TASK PROMPT: Return a copy of every line in the records that includes the word "pelayanan".

[START OF RECORD SET]

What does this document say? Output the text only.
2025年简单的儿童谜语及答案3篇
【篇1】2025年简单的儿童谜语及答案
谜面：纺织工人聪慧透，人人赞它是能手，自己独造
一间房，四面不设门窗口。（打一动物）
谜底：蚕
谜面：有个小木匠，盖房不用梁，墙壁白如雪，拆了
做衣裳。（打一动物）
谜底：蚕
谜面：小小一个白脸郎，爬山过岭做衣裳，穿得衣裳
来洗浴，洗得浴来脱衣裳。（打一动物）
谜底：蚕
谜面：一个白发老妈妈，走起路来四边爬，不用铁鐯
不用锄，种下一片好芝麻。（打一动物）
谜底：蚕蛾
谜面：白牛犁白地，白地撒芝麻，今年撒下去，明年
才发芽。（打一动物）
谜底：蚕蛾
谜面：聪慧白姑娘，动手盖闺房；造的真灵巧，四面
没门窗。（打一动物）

[END OF RECORD SET]
[START OF RECORD SET]

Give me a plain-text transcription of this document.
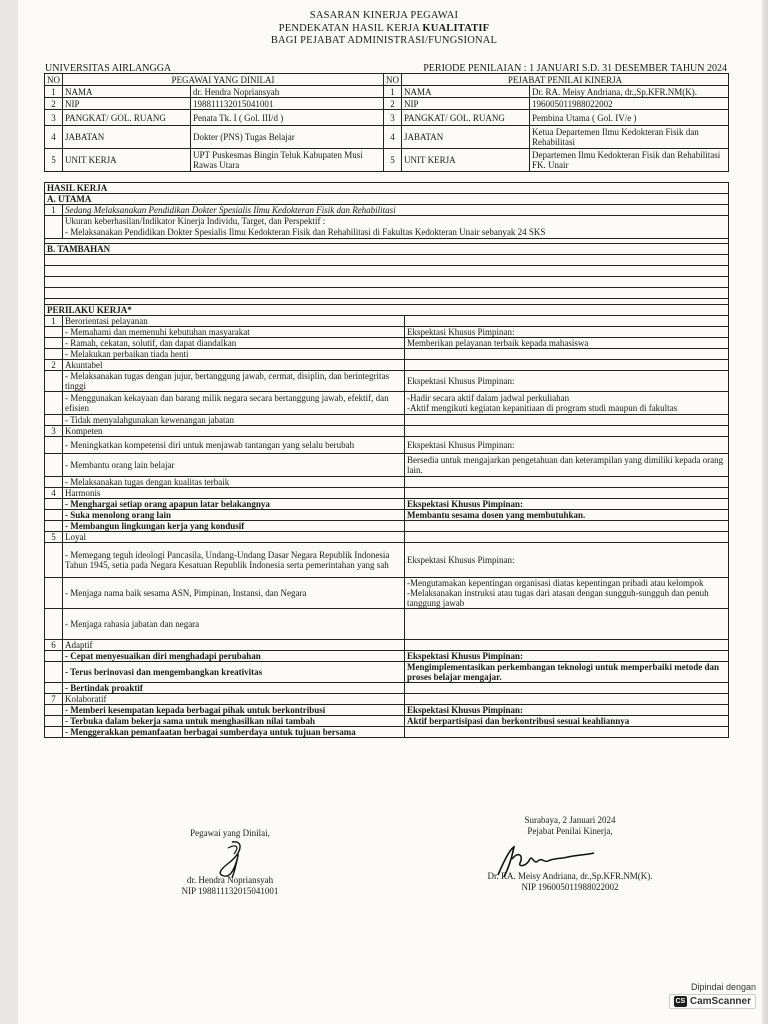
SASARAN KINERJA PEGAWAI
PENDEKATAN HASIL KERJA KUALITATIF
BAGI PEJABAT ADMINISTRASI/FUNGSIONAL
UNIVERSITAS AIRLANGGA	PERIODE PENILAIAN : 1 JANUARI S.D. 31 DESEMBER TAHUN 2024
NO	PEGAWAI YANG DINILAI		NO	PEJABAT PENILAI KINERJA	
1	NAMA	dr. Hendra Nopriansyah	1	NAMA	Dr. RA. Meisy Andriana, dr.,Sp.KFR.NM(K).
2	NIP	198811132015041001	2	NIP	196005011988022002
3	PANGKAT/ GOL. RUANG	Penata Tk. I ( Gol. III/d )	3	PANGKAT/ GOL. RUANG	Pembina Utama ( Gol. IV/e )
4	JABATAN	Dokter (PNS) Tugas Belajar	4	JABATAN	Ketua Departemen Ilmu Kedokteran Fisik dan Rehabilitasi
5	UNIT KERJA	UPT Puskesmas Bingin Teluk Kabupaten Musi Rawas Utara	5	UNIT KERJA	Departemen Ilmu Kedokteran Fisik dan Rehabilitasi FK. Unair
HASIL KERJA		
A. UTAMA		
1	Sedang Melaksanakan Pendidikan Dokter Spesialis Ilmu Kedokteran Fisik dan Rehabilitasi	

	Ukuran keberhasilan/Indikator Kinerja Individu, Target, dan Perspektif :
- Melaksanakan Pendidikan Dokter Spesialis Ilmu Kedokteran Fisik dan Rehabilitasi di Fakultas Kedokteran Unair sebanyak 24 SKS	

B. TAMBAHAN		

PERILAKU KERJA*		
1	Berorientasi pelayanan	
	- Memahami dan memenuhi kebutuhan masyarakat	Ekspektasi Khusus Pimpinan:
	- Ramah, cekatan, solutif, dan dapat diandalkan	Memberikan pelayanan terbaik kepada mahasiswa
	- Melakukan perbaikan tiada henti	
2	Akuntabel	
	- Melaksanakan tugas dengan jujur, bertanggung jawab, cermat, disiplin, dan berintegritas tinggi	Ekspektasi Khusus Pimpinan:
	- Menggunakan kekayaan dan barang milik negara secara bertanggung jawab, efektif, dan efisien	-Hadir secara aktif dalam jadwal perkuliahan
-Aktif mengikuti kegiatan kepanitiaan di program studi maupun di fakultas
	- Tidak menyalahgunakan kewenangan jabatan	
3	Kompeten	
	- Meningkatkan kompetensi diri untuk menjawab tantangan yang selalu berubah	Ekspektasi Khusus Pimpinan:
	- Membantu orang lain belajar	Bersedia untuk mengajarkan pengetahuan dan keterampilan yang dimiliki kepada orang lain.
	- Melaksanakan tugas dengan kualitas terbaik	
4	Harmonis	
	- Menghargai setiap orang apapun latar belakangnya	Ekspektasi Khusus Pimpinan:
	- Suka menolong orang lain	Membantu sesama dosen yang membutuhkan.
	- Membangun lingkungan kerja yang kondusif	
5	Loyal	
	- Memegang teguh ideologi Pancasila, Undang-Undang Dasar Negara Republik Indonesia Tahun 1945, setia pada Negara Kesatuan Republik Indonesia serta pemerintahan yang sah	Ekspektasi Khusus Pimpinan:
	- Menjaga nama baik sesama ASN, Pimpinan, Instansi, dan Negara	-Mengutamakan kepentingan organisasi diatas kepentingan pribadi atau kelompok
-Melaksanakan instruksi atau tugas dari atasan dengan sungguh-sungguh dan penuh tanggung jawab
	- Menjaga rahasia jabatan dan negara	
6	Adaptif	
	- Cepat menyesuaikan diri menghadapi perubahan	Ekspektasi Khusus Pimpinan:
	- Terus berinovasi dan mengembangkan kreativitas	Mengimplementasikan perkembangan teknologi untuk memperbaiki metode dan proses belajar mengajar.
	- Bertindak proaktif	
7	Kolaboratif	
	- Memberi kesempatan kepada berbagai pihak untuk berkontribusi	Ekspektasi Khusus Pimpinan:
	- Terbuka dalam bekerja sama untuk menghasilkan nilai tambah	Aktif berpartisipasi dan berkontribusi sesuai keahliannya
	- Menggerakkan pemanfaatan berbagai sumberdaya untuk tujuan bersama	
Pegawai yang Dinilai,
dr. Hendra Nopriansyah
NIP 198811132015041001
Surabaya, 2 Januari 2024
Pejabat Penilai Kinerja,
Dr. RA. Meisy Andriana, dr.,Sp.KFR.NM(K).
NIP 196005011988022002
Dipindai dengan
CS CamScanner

[END OF RECORD SET]

RESPONSE TO THE EXERCISE:
1	Berorientasi pelayanan	
	- Ramah, cekatan, solutif, dan dapat diandalkan	Memberikan pelayanan terbaik kepada mahasiswa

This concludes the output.